_Instructions to follow_:
Everything from the line holding "Read this page and output its text content." through the last line below must be repeated exactly, and nothing else.

━━━━━━━━

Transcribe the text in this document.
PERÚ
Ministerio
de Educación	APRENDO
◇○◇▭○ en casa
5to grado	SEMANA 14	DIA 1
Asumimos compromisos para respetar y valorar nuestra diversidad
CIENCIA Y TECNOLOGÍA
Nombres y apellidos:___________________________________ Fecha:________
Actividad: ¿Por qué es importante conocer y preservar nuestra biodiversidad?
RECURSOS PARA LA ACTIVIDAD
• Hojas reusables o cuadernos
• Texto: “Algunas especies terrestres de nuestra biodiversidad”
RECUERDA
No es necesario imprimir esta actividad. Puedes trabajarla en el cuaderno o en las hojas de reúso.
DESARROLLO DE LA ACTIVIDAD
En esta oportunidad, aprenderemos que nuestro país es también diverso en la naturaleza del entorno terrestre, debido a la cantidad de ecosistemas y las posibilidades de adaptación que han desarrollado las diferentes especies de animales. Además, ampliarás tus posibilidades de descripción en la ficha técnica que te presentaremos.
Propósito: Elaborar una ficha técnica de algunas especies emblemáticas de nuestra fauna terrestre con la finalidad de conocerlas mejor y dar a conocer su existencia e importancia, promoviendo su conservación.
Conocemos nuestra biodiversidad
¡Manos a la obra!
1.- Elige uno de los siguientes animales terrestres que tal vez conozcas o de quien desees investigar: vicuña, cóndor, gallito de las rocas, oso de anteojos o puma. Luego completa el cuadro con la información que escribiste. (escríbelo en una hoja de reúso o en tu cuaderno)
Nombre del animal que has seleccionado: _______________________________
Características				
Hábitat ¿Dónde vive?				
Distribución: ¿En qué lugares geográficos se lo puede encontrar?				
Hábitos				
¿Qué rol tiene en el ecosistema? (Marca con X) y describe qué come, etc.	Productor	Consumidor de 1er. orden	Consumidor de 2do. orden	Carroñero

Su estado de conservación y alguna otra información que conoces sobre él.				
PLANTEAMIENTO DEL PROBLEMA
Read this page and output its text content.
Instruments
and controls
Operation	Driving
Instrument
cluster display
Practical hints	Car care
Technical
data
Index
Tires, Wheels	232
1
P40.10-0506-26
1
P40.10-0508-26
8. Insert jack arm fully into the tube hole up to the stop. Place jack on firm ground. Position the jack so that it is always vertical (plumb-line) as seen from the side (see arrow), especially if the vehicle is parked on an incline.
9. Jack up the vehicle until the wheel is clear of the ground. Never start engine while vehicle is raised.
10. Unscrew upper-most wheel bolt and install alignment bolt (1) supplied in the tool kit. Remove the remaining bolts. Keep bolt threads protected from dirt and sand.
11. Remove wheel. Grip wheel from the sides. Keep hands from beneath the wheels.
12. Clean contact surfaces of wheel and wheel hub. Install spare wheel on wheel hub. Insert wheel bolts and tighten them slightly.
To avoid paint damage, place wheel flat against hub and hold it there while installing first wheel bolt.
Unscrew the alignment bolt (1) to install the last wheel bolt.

━━━━━━━━

_Correct output_:
Read this page and output its text content.
Instruments
and controls
Operation	Driving
Instrument
cluster display
Practical hints	Car care
Technical
data
Index
Tires, Wheels	232
1
P40.10-0506-26
1
P40.10-0508-26
8. Insert jack arm fully into the tube hole up to the stop. Place jack on firm ground. Position the jack so that it is always vertical (plumb-line) as seen from the side (see arrow), especially if the vehicle is parked on an incline.
9. Jack up the vehicle until the wheel is clear of the ground. Never start engine while vehicle is raised.
10. Unscrew upper-most wheel bolt and install alignment bolt (1) supplied in the tool kit. Remove the remaining bolts. Keep bolt threads protected from dirt and sand.
11. Remove wheel. Grip wheel from the sides. Keep hands from beneath the wheels.
12. Clean contact surfaces of wheel and wheel hub. Install spare wheel on wheel hub. Insert wheel bolts and tighten them slightly.
To avoid paint damage, place wheel flat against hub and hold it there while installing first wheel bolt.
Unscrew the alignment bolt (1) to install the last wheel bolt.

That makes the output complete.